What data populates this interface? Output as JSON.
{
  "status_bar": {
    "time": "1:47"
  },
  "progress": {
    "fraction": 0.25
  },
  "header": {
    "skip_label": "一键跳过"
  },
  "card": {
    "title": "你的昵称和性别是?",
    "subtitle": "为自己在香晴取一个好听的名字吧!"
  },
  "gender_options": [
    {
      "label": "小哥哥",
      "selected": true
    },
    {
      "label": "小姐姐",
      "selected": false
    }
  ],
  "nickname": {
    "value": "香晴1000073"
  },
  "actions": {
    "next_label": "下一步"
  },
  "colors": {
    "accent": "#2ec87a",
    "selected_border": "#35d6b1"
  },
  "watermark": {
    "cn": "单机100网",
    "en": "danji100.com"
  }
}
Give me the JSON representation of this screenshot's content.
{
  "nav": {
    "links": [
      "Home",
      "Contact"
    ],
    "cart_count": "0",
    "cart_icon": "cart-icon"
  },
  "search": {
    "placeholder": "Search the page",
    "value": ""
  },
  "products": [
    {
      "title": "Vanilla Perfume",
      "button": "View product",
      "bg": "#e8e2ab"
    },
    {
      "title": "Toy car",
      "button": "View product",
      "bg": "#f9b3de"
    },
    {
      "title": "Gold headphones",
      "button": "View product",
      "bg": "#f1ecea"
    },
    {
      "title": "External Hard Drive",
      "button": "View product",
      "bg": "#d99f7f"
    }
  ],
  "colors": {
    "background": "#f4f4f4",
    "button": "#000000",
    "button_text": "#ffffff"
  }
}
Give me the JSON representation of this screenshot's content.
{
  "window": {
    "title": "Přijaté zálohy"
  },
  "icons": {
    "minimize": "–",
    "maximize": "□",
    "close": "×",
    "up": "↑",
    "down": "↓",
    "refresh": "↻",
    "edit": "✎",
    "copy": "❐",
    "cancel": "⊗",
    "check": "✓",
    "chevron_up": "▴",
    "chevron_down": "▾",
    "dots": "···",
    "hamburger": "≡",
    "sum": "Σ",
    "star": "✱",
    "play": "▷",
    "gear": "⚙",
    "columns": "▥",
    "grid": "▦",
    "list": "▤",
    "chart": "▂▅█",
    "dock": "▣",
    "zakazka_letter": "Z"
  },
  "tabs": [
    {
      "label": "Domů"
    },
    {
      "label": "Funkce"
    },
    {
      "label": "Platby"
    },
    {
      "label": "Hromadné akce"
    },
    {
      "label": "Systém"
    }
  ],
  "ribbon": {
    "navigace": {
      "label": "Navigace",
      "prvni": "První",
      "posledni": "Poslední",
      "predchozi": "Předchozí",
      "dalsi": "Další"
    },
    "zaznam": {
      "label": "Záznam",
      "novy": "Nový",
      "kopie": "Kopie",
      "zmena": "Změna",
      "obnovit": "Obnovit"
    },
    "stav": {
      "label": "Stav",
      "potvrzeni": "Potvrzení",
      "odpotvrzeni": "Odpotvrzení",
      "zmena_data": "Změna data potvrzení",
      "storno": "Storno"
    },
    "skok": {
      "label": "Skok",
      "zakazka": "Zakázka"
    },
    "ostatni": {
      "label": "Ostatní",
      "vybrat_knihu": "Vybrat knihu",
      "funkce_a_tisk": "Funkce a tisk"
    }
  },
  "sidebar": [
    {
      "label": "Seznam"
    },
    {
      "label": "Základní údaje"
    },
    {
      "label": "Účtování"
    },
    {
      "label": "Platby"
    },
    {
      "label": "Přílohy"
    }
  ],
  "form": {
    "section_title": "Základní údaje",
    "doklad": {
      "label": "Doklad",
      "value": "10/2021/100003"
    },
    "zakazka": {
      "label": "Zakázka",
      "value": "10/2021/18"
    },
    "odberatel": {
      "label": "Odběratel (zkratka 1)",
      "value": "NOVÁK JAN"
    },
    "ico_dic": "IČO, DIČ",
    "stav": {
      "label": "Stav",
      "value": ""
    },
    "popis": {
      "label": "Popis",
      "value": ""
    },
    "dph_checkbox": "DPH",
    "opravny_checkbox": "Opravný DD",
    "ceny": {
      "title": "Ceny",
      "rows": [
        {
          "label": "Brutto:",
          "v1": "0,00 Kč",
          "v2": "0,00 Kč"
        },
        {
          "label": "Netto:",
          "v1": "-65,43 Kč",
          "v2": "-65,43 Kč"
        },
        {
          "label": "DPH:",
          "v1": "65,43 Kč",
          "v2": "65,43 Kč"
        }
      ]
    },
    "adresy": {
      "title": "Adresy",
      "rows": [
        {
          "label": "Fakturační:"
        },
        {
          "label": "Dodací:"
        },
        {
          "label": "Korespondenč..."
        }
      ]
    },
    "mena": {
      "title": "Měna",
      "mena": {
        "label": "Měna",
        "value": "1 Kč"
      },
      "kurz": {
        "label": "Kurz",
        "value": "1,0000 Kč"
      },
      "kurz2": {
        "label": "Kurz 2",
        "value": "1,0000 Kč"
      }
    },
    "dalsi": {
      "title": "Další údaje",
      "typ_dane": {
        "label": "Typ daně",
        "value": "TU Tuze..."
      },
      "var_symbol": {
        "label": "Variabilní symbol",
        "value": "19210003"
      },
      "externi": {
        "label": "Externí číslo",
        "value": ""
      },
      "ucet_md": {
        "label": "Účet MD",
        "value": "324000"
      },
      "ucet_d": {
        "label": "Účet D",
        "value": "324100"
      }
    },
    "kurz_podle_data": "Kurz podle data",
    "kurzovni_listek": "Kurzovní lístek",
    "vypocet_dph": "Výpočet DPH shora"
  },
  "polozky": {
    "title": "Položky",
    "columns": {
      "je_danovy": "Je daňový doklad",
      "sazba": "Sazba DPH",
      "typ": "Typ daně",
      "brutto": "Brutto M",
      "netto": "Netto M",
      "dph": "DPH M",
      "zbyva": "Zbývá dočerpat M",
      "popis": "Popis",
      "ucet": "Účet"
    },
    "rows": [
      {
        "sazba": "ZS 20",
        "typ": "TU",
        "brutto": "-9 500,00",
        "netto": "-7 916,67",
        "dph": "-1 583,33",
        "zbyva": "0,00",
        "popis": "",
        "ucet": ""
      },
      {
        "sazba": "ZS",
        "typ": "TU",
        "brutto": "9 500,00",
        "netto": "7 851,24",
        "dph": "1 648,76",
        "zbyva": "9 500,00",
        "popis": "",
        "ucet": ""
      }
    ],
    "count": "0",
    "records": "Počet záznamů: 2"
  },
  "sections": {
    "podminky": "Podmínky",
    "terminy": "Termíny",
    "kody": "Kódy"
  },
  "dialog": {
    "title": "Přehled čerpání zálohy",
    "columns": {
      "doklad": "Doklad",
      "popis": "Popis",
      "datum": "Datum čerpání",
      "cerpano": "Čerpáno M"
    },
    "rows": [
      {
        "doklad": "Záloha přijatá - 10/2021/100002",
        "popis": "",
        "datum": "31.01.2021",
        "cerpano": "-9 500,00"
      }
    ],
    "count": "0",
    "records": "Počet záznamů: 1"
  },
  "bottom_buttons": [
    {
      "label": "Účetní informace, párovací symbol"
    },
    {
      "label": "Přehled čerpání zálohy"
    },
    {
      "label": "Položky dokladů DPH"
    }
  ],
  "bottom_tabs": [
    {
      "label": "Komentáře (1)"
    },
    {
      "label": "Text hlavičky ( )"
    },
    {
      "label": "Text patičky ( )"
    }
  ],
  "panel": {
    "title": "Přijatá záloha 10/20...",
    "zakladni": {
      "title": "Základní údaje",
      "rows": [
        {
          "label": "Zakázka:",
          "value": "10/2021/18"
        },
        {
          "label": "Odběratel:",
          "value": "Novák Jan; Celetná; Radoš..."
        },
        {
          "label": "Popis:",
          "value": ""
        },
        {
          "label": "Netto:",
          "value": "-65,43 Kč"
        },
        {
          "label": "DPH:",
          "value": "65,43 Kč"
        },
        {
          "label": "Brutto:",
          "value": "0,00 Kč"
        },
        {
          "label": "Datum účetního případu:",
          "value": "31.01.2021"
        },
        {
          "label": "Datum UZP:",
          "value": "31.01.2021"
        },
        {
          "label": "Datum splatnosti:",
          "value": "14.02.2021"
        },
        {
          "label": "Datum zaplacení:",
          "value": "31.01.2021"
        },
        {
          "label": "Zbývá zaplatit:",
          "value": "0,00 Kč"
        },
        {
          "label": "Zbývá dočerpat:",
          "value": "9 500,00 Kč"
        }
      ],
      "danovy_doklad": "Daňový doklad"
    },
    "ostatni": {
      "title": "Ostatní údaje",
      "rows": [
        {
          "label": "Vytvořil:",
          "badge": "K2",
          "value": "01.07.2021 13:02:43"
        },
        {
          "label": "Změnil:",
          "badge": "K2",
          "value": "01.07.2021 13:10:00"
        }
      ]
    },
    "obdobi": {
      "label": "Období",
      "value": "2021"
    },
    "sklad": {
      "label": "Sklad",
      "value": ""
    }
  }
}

Task goal >> Which lines include the word "Odběratel"? Copy every one of them.

Output of the exercise >>
      "label": "Odběratel (zkratka 1)",
          "label": "Odběratel:",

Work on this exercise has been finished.